- **取り組む課題**:
(1) 読解文の「攻撃者が狙い目にするという」で始まる段落を、主な事実を残したまま箇条書きで短くまとめること。
(2) 読解文のうち、「攻撃者が狙い目にするという、」を含む語句で始まり「できる機能を持つものもある。」で終わる部分を、一字一句変えずに引用すること。

- **読解文**:
________________________________________

攻撃者が「やる気をなくす」対策と「やる気になる」対策の違い
例えば攻撃者が侵入の足掛かりを探す段階で社内LANを調べたとする。このときファイアウォールが、外部関係者とのデータ送受信用サーバが開放しているポートへのアクセスなど、必要最低限のデータ伝送のみ許可している状態はセキュアだと言える。「こうした状態は攻撃者に『きちんと対策しているな』と思わせることができ、攻撃者のやる気をなくすことができる」と米光氏は説明する。逆に「アカウントのIDとパスワードが同じ」「アカウントのパスワードがエンドユーザーの名字に適当な数字を付けたもの」といったおざなりな状態は、攻撃者をやる気にさせるという。
攻撃者が狙い目にするという、「脆弱(ぜいじゃく)なパスワード」をエンドユーザーが設定していないかどうかにも注意すべきだ。「『password』というパスワード」「『asdfgh』のようにキーボードに並んだ文字をそのまま打ち込んだパスワード」などがそれに当たる。パスワードの使い回しもアカウント侵害のリスクを高める一因になる。
エンドユーザーによるパスワード設定に対して「特定の文字列の利用を禁止する」「英字、数字、記号の3種類を必ず利用する」「異なるアカウントで同一パスワードを設定できないようにする」といったポリシーを設けることで、これらの行為を抑制することが可能だ。エンドユーザー1人が利用する複数アプリケーションのアカウントを一元管理する「統合ID管理」製品や、1回のログインで複数アプリケーション・サービスへのログインを可能にする「シングルサインオン」(SSO)製品には、そうしたポリシーに準じたパスワード設定をエンドユーザーに強制できる機能を持つものもある。

________________________________________

- **記録データ**:

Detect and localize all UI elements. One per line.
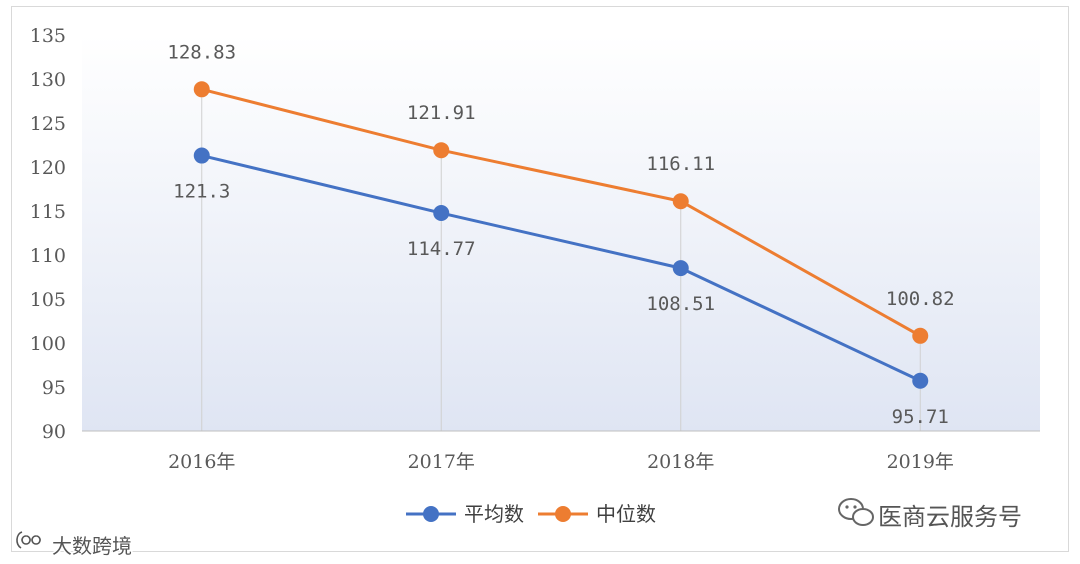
data-point	[433, 142, 450, 159]
data-point	[433, 205, 450, 222]
series-mean: 121.3 114.77 108.51 95.71	[173, 147, 949, 428]
series-median: 128.83 121.91 116.11 100.82	[167, 41, 955, 344]
wechat-icon	[838, 498, 874, 526]
watermark-right-text: 医商云服务号	[878, 503, 1022, 531]
data-point	[193, 147, 210, 164]
y-tick-label: 110	[30, 245, 66, 267]
y-tick-label: 125	[30, 113, 66, 135]
plot-area	[82, 35, 1040, 431]
legend-label: 中位数	[596, 502, 656, 526]
drop-lines	[201, 89, 921, 431]
x-axis-ticks: 2016年 2017年 2018年 2019年	[168, 451, 954, 473]
data-label: 95.71	[892, 406, 949, 428]
data-point	[672, 260, 689, 277]
x-tick-label: 2018年	[647, 451, 714, 473]
series-layer: 121.3 114.77 108.51 95.71 128.83 121.91 116.11…	[167, 41, 954, 427]
x-tick-label: 2016年	[168, 451, 235, 473]
data-label: 100.82	[886, 288, 955, 310]
data-label: 121.91	[407, 102, 476, 124]
data-label: 121.3	[173, 181, 230, 203]
y-tick-label: 90	[42, 421, 66, 443]
x-tick-label: 2017年	[408, 451, 475, 473]
series-line	[201, 154, 921, 383]
watermark-logo-icon	[15, 530, 42, 550]
legend-marker	[555, 506, 571, 522]
y-tick-label: 115	[30, 201, 66, 223]
data-label: 108.51	[646, 293, 715, 315]
data-label: 114.77	[407, 238, 476, 260]
y-tick-label: 130	[30, 69, 66, 91]
watermark-left-text: 大数跨境	[52, 534, 132, 558]
data-point	[912, 327, 929, 344]
legend-item: 平均数	[406, 502, 524, 526]
series-line	[201, 87, 921, 338]
y-tick-label: 120	[30, 157, 66, 179]
y-tick-label: 105	[30, 289, 66, 311]
legend-label: 平均数	[464, 502, 524, 526]
y-axis-ticks: 90 95 100 105 110 115 120 125 130 135	[30, 25, 66, 443]
legend: 平均数 中位数	[406, 502, 656, 526]
data-point	[193, 81, 210, 98]
y-tick-label: 100	[30, 333, 66, 355]
x-tick-label: 2019年	[887, 451, 954, 473]
data-label: 128.83	[167, 41, 236, 63]
y-tick-label: 135	[30, 25, 66, 47]
watermark-left: 大数跨境	[15, 530, 134, 560]
data-point	[912, 372, 929, 389]
data-point	[672, 193, 689, 210]
watermark-right: 医商云服务号	[838, 498, 1022, 531]
y-tick-label: 95	[42, 377, 66, 399]
data-label: 116.11	[646, 153, 715, 175]
legend-item: 中位数	[538, 502, 656, 526]
legend-marker	[423, 506, 439, 522]
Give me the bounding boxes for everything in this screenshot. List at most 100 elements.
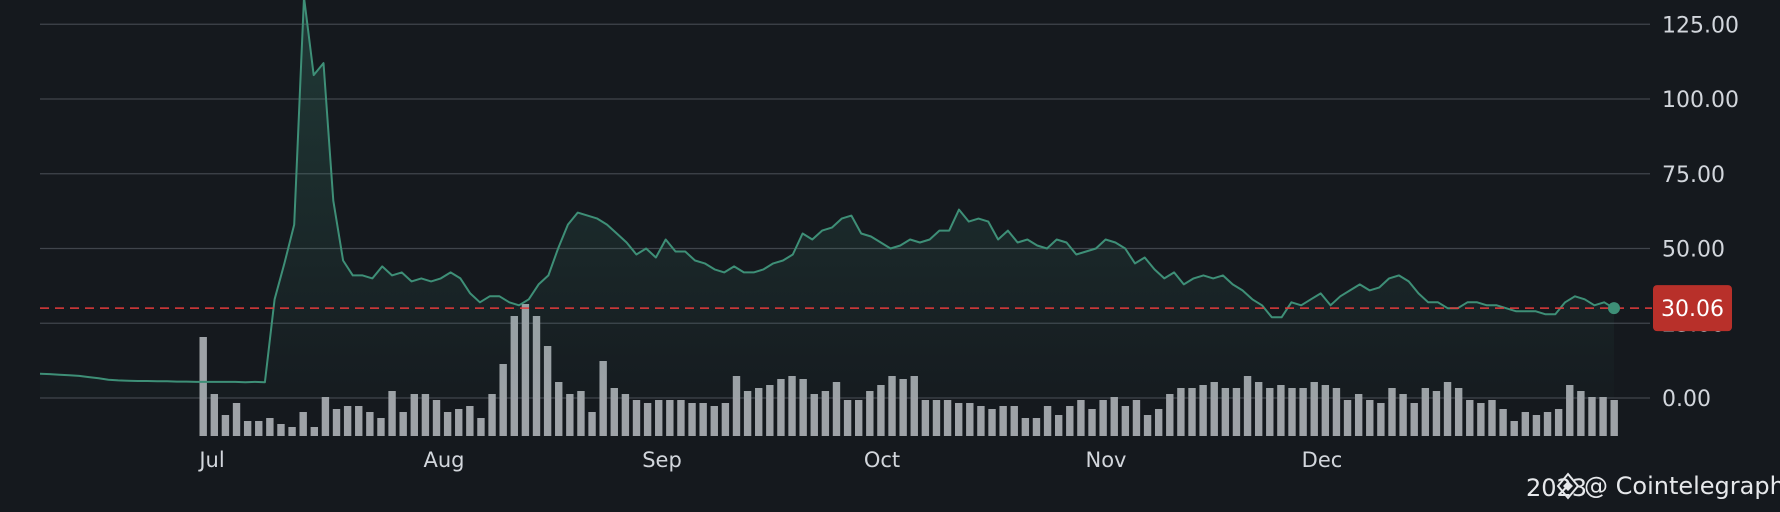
volume-bar [343, 406, 352, 436]
volume-bar [1166, 394, 1174, 436]
x-axis-labels: Jul Aug Sep Oct Nov Dec [197, 448, 1342, 472]
volume-bar [588, 412, 596, 436]
volume-bar [577, 391, 585, 436]
volume-bar [1177, 388, 1185, 436]
volume-bar [943, 400, 952, 436]
volume-bar [1132, 400, 1141, 436]
watermark: 2023 @ Cointelegraph [1526, 472, 1780, 502]
volume-bar [1521, 412, 1530, 436]
volume-bar [1410, 403, 1418, 436]
watermark-year: 2023 [1526, 474, 1587, 502]
last-price-dot [1608, 302, 1620, 315]
price-area [40, 0, 1614, 398]
volume-bar [866, 391, 874, 436]
volume-bar [321, 397, 330, 436]
x-tick-label: Sep [642, 448, 682, 472]
volume-bar [1066, 406, 1074, 436]
volume-bar [1588, 397, 1596, 436]
volume-bar [988, 409, 996, 436]
volume-bar [1154, 409, 1163, 436]
volume-bar [1421, 388, 1430, 436]
volume-bar [1321, 385, 1330, 436]
volume-bar [888, 376, 896, 436]
volume-bar [1143, 415, 1152, 436]
volume-bar [377, 418, 385, 436]
volume-bar [255, 421, 263, 436]
volume-bar [266, 418, 274, 436]
volume-bar [855, 400, 863, 436]
volume-bar [1499, 409, 1507, 436]
volume-bar [355, 406, 363, 436]
current-price-marker: 30.06 [40, 285, 1732, 332]
y-tick-label: 75.00 [1662, 163, 1725, 188]
volume-bar [1543, 412, 1552, 436]
volume-bar [1299, 388, 1307, 436]
volume-bar [1432, 391, 1441, 436]
y-tick-label: 125.00 [1662, 13, 1739, 38]
price-tag-label: 30.06 [1661, 297, 1724, 322]
volume-bar [1121, 406, 1130, 436]
volume-bar [832, 382, 841, 436]
volume-bar [1354, 394, 1363, 436]
volume-bar [1088, 409, 1096, 436]
volume-bar [1599, 397, 1607, 436]
volume-bar [466, 406, 474, 436]
price-line-layer [39, 0, 1615, 398]
x-tick-label: Oct [864, 448, 900, 472]
volume-bar [610, 388, 618, 436]
volume-bar [1510, 421, 1518, 436]
volume-bar [977, 406, 985, 436]
volume-bars [199, 304, 1618, 436]
volume-bar [1266, 388, 1274, 436]
volume-bar [1566, 385, 1574, 436]
volume-bar [666, 400, 674, 436]
volume-bar [1399, 394, 1407, 436]
volume-bar [1077, 400, 1085, 436]
volume-bar [1343, 400, 1352, 436]
volume-bar [1232, 388, 1241, 436]
volume-bar [1221, 388, 1230, 436]
volume-bar [1043, 406, 1052, 436]
volume-bar [232, 403, 241, 436]
volume-bar [399, 412, 407, 436]
volume-bar [932, 400, 941, 436]
volume-bar [1377, 403, 1385, 436]
volume-bar [1477, 403, 1485, 436]
volume-bar [366, 412, 374, 436]
volume-bar [632, 400, 641, 436]
volume-bar [954, 403, 963, 436]
volume-bar [1032, 418, 1041, 436]
volume-bar [721, 403, 730, 436]
volume-bar [910, 376, 918, 436]
volume-bar [1210, 382, 1218, 436]
cointelegraph-logo-icon [1556, 472, 1580, 500]
volume-bar [710, 406, 718, 436]
volume-bar [743, 391, 752, 436]
volume-bar [999, 406, 1007, 436]
volume-bar [210, 394, 219, 436]
volume-bar [688, 403, 696, 436]
volume-bar [699, 403, 707, 436]
volume-bar [777, 379, 785, 436]
volume-bar [1610, 400, 1618, 436]
volume-bar [1332, 388, 1341, 436]
x-tick-label: Dec [1302, 448, 1343, 472]
volume-bar [443, 412, 452, 436]
volume-bar [299, 412, 307, 436]
volume-bar [732, 376, 741, 436]
volume-bar [755, 388, 763, 436]
volume-bar [766, 385, 774, 436]
volume-bar [1488, 400, 1496, 436]
y-tick-label: 50.00 [1662, 238, 1725, 263]
volume-bar [799, 379, 807, 436]
volume-bar [277, 424, 285, 436]
volume-bar [410, 394, 418, 436]
volume-bar [899, 379, 907, 436]
volume-bar [332, 409, 341, 436]
price-line [39, 0, 1615, 384]
volume-bar [643, 403, 652, 436]
volume-bar [555, 382, 563, 436]
volume-bar [843, 400, 852, 436]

________________________________________

- **正解**:
(1)
- エンドユーザーが、攻撃者の狙い目となる脆弱なパスワードを設定していないかに注意すべきだ。
- 例としては、「password」というパスワードや、「asdfgh」のようにキーボードに並んだ文字をそのまま打ち込んだパスワードがある。
- パスワードの使い回しも、アカウント侵害のリスクを高める一因になる。

(2)
攻撃者が狙い目にするという、「脆弱(ぜいじゃく)なパスワード」をエンドユーザーが設定していないかどうかにも注意すべきだ。「『password』というパスワード」「『asdfgh』のようにキーボードに並んだ文字をそのまま打ち込んだパスワード」などがそれに当たる。パスワードの使い回しもアカウント侵害のリスクを高める一因になる。
エンドユーザーによるパスワード設定に対して「特定の文字列の利用を禁止する」「英字、数字、記号の3種類を必ず利用する」「異なるアカウントで同一パスワードを設定できないようにする」といったポリシーを設けることで、これらの行為を抑制することが可能だ。エンドユーザー1人が利用する複数アプリケーションのアカウントを一元管理する「統合ID管理」製品や、1回のログインで複数アプリケーション・サービスへのログインを可能にする「シングルサインオン」(SSO)製品には、そうしたポリシーに準じたパスワード設定をエンドユーザーに強制できる機能を持つものもある。